• What this task involves
Return each line of the records holding the string "JSON".

##### Task data #####

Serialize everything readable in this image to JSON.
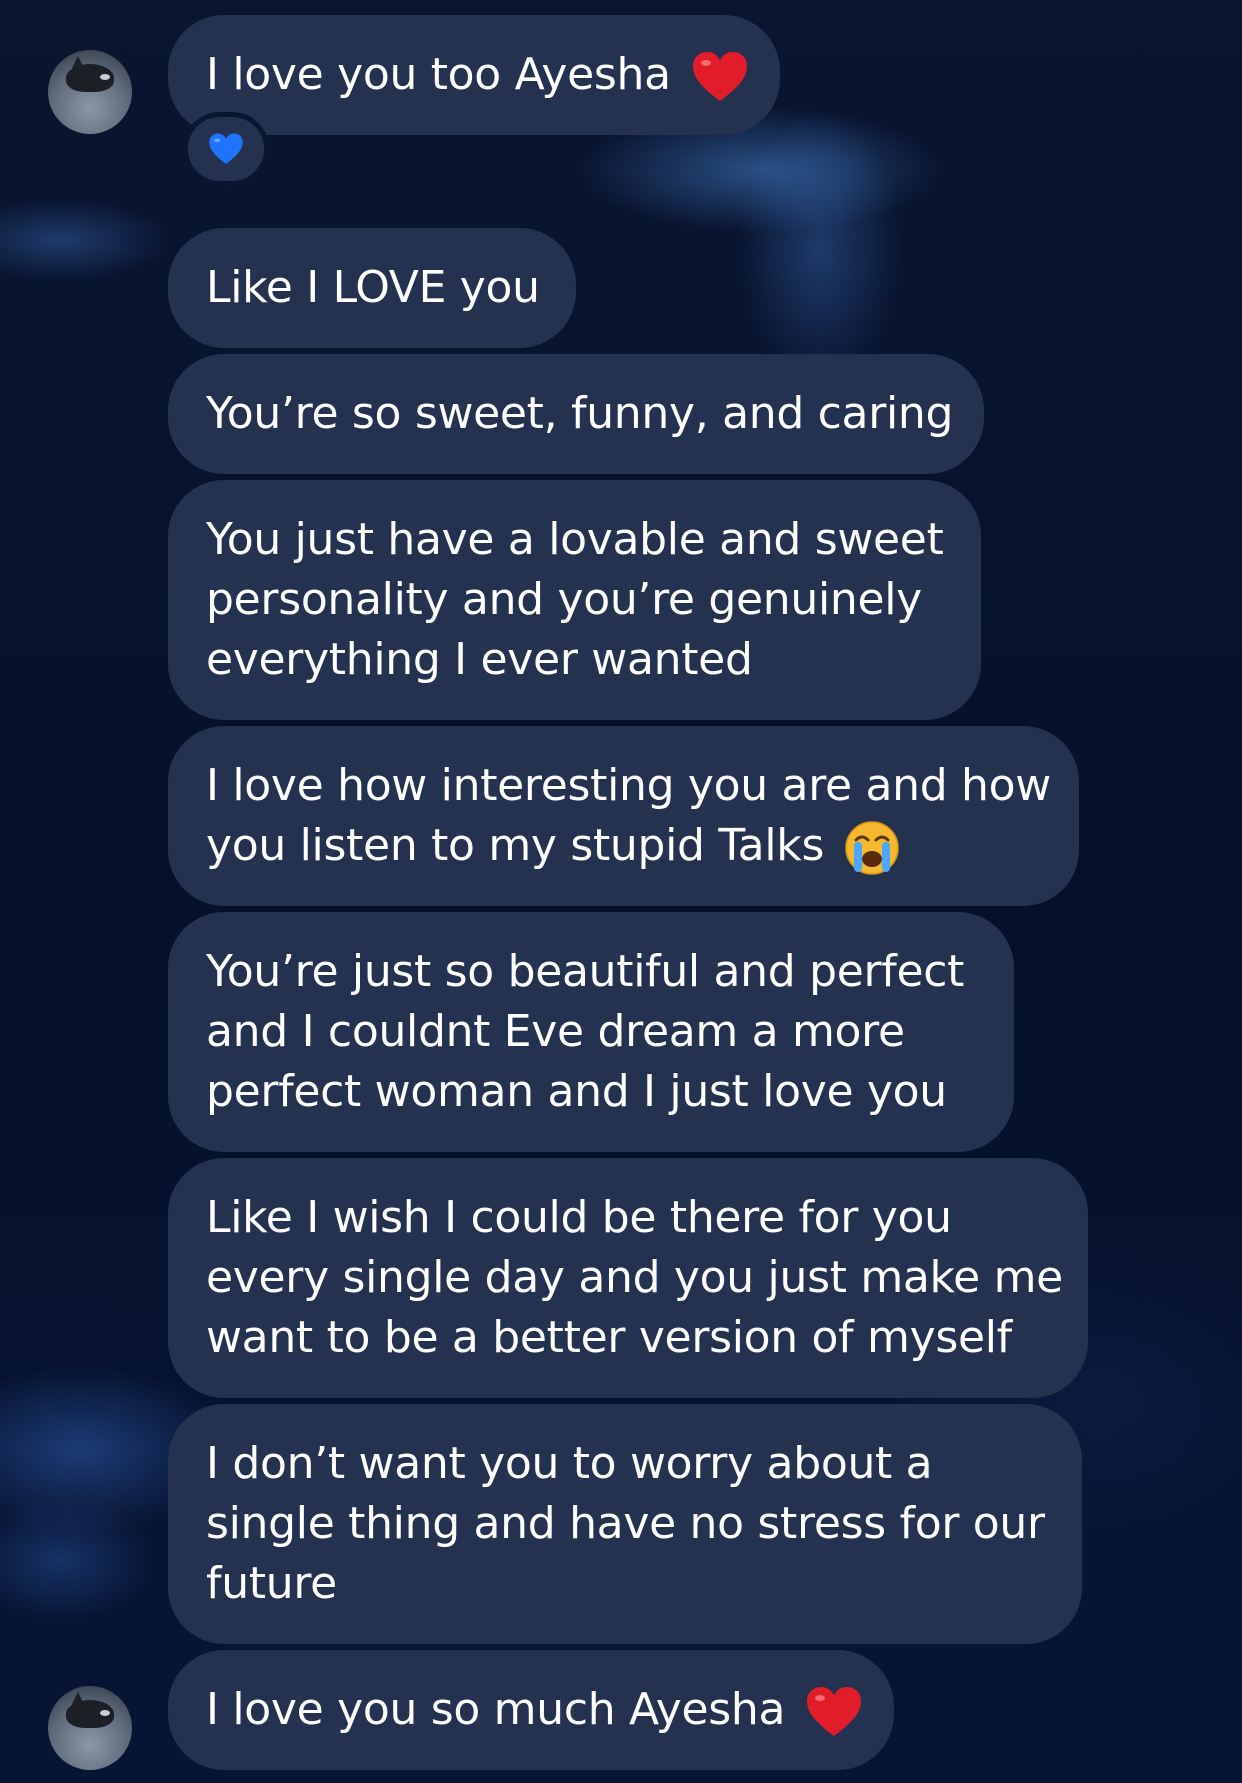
{
  "messages": [
    {
      "text_lines": [
        "I love you too Ayesha"
      ],
      "emoji": "red-heart"
    },
    {
      "text_lines": [
        "Like I LOVE you"
      ]
    },
    {
      "text_lines": [
        "You’re so sweet, funny, and caring"
      ]
    },
    {
      "text_lines": [
        "You just have a lovable and sweet",
        "personality and you’re genuinely",
        "everything I ever wanted"
      ]
    },
    {
      "text_lines": [
        "I love how interesting you are and how",
        "you listen to my stupid Talks"
      ],
      "emoji": "loudly-crying-face"
    },
    {
      "text_lines": [
        "You’re just so beautiful and perfect",
        "and I couldnt Eve dream a more",
        "perfect woman and I just love you"
      ]
    },
    {
      "text_lines": [
        "Like I wish I could be there for you",
        "every single day and you just make me",
        "want to be a better version of myself"
      ]
    },
    {
      "text_lines": [
        "I don’t want you to worry about a",
        "single thing and have no stress for our",
        "future"
      ]
    },
    {
      "text_lines": [
        "I love you so much Ayesha"
      ],
      "emoji": "red-heart"
    }
  ],
  "reaction": {
    "emoji": "blue-heart"
  },
  "colors": {
    "bubble": "#25324f",
    "text": "#ffffff",
    "background": "#07112a",
    "heart_red": "#e11d2a",
    "heart_blue": "#1e74ff"
  }
}
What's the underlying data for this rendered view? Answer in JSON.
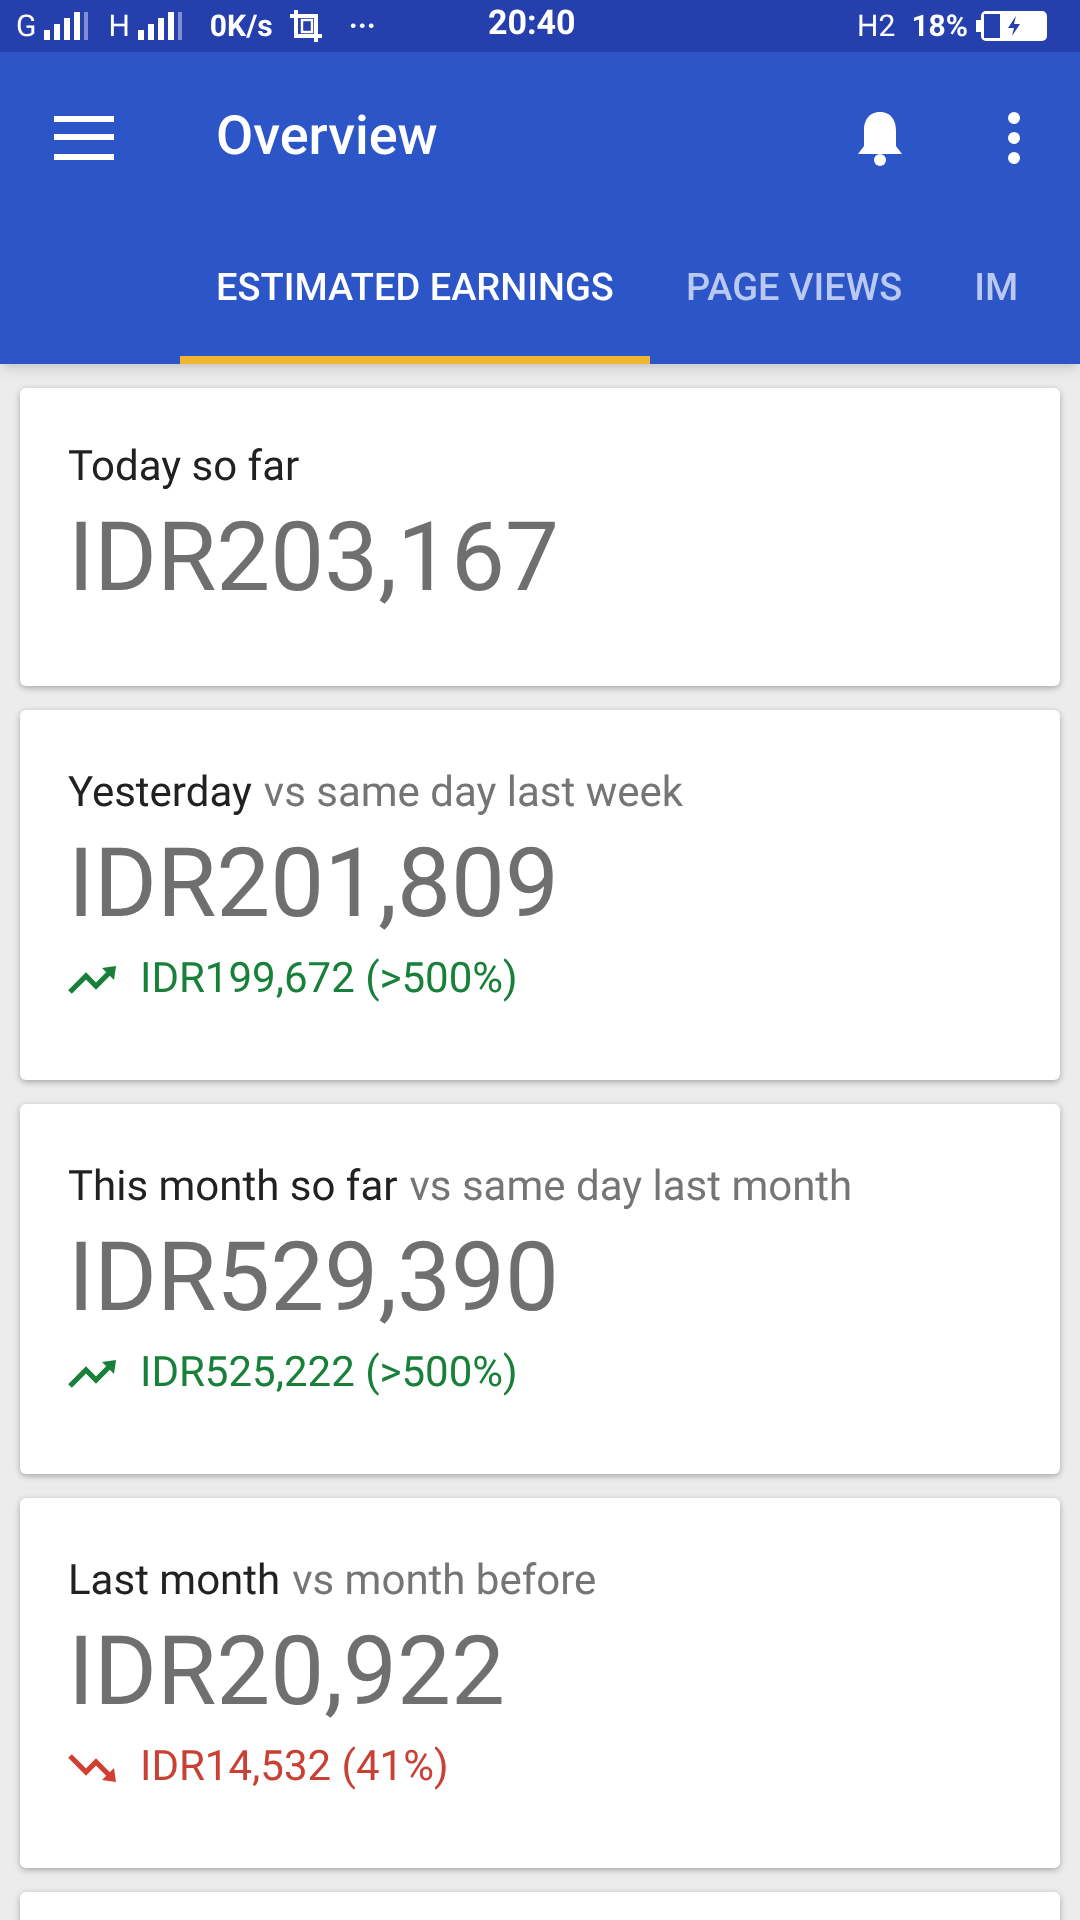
{
  "status_bar": {
    "network_1": "G",
    "network_2": "H",
    "speed": "0K/s",
    "more": "···",
    "time": "20:40",
    "network_3": "H2",
    "battery": "18%"
  },
  "app_bar": {
    "title": "Overview"
  },
  "tabs": [
    {
      "label": "ESTIMATED EARNINGS",
      "selected": true
    },
    {
      "label": "PAGE VIEWS",
      "selected": false
    },
    {
      "label": "IM",
      "selected": false
    }
  ],
  "cards": [
    {
      "label": "Today so far",
      "amount": "IDR203,167"
    },
    {
      "label": "Yesterday",
      "comparison": "vs same day last week",
      "amount": "IDR201,809",
      "change": {
        "kind": "up",
        "text": "IDR199,672 (>500%)"
      }
    },
    {
      "label": "This month so far",
      "comparison": "vs same day last month",
      "amount": "IDR529,390",
      "change": {
        "kind": "up",
        "text": "IDR525,222 (>500%)"
      }
    },
    {
      "label": "Last month",
      "comparison": "vs month before",
      "amount": "IDR20,922",
      "change": {
        "kind": "down",
        "text": "IDR14,532 (41%)"
      }
    }
  ]
}
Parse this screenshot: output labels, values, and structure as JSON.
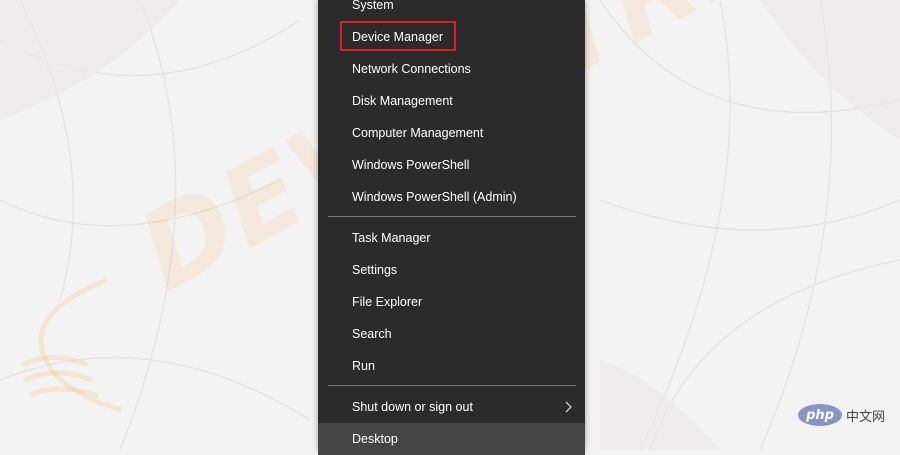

#####

• Result
Serialize everything readable in this image to JSON.
What's the underlying data for this rendered view? Answer in JSON.
Parse this screenshot: output labels, values, and structure as JSON.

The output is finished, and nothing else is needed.